═══ Data provided ═══

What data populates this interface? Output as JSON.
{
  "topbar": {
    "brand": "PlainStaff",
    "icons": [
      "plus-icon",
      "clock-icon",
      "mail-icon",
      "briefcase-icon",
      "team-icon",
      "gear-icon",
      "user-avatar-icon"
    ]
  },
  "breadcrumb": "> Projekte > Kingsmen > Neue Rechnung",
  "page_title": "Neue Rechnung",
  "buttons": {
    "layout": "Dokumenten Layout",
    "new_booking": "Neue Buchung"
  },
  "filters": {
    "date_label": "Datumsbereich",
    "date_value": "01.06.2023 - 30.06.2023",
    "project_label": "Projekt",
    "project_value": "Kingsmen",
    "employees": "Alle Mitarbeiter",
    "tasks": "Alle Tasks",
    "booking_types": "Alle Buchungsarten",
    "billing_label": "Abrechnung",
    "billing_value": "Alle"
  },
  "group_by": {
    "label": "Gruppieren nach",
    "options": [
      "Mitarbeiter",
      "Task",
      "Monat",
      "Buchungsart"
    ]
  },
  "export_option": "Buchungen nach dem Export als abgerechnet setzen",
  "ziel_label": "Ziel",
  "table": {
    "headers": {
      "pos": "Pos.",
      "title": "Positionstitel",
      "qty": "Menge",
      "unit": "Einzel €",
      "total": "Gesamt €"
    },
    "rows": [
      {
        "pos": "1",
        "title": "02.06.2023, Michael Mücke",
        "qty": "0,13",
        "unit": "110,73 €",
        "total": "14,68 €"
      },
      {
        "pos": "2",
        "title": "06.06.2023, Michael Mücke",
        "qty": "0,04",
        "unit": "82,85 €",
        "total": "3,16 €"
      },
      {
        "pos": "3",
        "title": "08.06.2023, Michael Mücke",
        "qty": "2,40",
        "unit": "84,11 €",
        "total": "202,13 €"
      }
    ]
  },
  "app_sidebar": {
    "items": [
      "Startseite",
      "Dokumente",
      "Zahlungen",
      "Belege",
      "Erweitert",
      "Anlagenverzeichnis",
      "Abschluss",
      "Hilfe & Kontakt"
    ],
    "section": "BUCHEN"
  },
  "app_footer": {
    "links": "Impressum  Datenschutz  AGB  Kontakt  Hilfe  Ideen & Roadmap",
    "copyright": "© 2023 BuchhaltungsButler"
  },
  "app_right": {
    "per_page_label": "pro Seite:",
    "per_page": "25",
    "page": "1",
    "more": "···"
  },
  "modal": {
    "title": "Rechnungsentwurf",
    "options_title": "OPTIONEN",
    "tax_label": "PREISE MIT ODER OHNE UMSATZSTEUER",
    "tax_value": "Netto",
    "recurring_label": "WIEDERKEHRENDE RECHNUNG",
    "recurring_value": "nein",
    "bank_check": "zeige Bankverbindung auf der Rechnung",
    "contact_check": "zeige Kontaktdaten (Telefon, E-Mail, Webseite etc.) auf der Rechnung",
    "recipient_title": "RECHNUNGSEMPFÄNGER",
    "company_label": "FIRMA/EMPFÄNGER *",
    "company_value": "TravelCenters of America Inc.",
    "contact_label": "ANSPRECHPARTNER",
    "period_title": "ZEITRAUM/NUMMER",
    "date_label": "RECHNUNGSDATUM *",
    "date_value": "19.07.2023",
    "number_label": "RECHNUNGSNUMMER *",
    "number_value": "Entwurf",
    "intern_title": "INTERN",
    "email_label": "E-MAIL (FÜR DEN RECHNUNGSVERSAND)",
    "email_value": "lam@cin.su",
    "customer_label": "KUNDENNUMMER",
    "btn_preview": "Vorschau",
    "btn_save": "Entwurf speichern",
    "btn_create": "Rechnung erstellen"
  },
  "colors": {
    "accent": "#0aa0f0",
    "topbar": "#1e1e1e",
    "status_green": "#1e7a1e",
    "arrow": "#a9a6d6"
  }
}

═══

> Requirement:
Transcribe every entry verbatim.

> Correct response:
What data populates this interface? Output as JSON.
{
  "topbar": {
    "brand": "PlainStaff",
    "icons": [
      "plus-icon",
      "clock-icon",
      "mail-icon",
      "briefcase-icon",
      "team-icon",
      "gear-icon",
      "user-avatar-icon"
    ]
  },
  "breadcrumb": "> Projekte > Kingsmen > Neue Rechnung",
  "page_title": "Neue Rechnung",
  "buttons": {
    "layout": "Dokumenten Layout",
    "new_booking": "Neue Buchung"
  },
  "filters": {
    "date_label": "Datumsbereich",
    "date_value": "01.06.2023 - 30.06.2023",
    "project_label": "Projekt",
    "project_value": "Kingsmen",
    "employees": "Alle Mitarbeiter",
    "tasks": "Alle Tasks",
    "booking_types": "Alle Buchungsarten",
    "billing_label": "Abrechnung",
    "billing_value": "Alle"
  },
  "group_by": {
    "label": "Gruppieren nach",
    "options": [
      "Mitarbeiter",
      "Task",
      "Monat",
      "Buchungsart"
    ]
  },
  "export_option": "Buchungen nach dem Export als abgerechnet setzen",
  "ziel_label": "Ziel",
  "table": {
    "headers": {
      "pos": "Pos.",
      "title": "Positionstitel",
      "qty": "Menge",
      "unit": "Einzel €",
      "total": "Gesamt €"
    },
    "rows": [
      {
        "pos": "1",
        "title": "02.06.2023, Michael Mücke",
        "qty": "0,13",
        "unit": "110,73 €",
        "total": "14,68 €"
      },
      {
        "pos": "2",
        "title": "06.06.2023, Michael Mücke",
        "qty": "0,04",
        "unit": "82,85 €",
        "total": "3,16 €"
      },
      {
        "pos": "3",
        "title": "08.06.2023, Michael Mücke",
        "qty": "2,40",
        "unit": "84,11 €",
        "total": "202,13 €"
      }
    ]
  },
  "app_sidebar": {
    "items": [
      "Startseite",
      "Dokumente",
      "Zahlungen",
      "Belege",
      "Erweitert",
      "Anlagenverzeichnis",
      "Abschluss",
      "Hilfe & Kontakt"
    ],
    "section": "BUCHEN"
  },
  "app_footer": {
    "links": "Impressum  Datenschutz  AGB  Kontakt  Hilfe  Ideen & Roadmap",
    "copyright": "© 2023 BuchhaltungsButler"
  },
  "app_right": {
    "per_page_label": "pro Seite:",
    "per_page": "25",
    "page": "1",
    "more": "···"
  },
  "modal": {
    "title": "Rechnungsentwurf",
    "options_title": "OPTIONEN",
    "tax_label": "PREISE MIT ODER OHNE UMSATZSTEUER",
    "tax_value": "Netto",
    "recurring_label": "WIEDERKEHRENDE RECHNUNG",
    "recurring_value": "nein",
    "bank_check": "zeige Bankverbindung auf der Rechnung",
    "contact_check": "zeige Kontaktdaten (Telefon, E-Mail, Webseite etc.) auf der Rechnung",
    "recipient_title": "RECHNUNGSEMPFÄNGER",
    "company_label": "FIRMA/EMPFÄNGER *",
    "company_value": "TravelCenters of America Inc.",
    "contact_label": "ANSPRECHPARTNER",
    "period_title": "ZEITRAUM/NUMMER",
    "date_label": "RECHNUNGSDATUM *",
    "date_value": "19.07.2023",
    "number_label": "RECHNUNGSNUMMER *",
    "number_value": "Entwurf",
    "intern_title": "INTERN",
    "email_label": "E-MAIL (FÜR DEN RECHNUNGSVERSAND)",
    "email_value": "lam@cin.su",
    "customer_label": "KUNDENNUMMER",
    "btn_preview": "Vorschau",
    "btn_save": "Entwurf speichern",
    "btn_create": "Rechnung erstellen"
  },
  "colors": {
    "accent": "#0aa0f0",
    "topbar": "#1e1e1e",
    "status_green": "#1e7a1e",
    "arrow": "#a9a6d6"
  }
}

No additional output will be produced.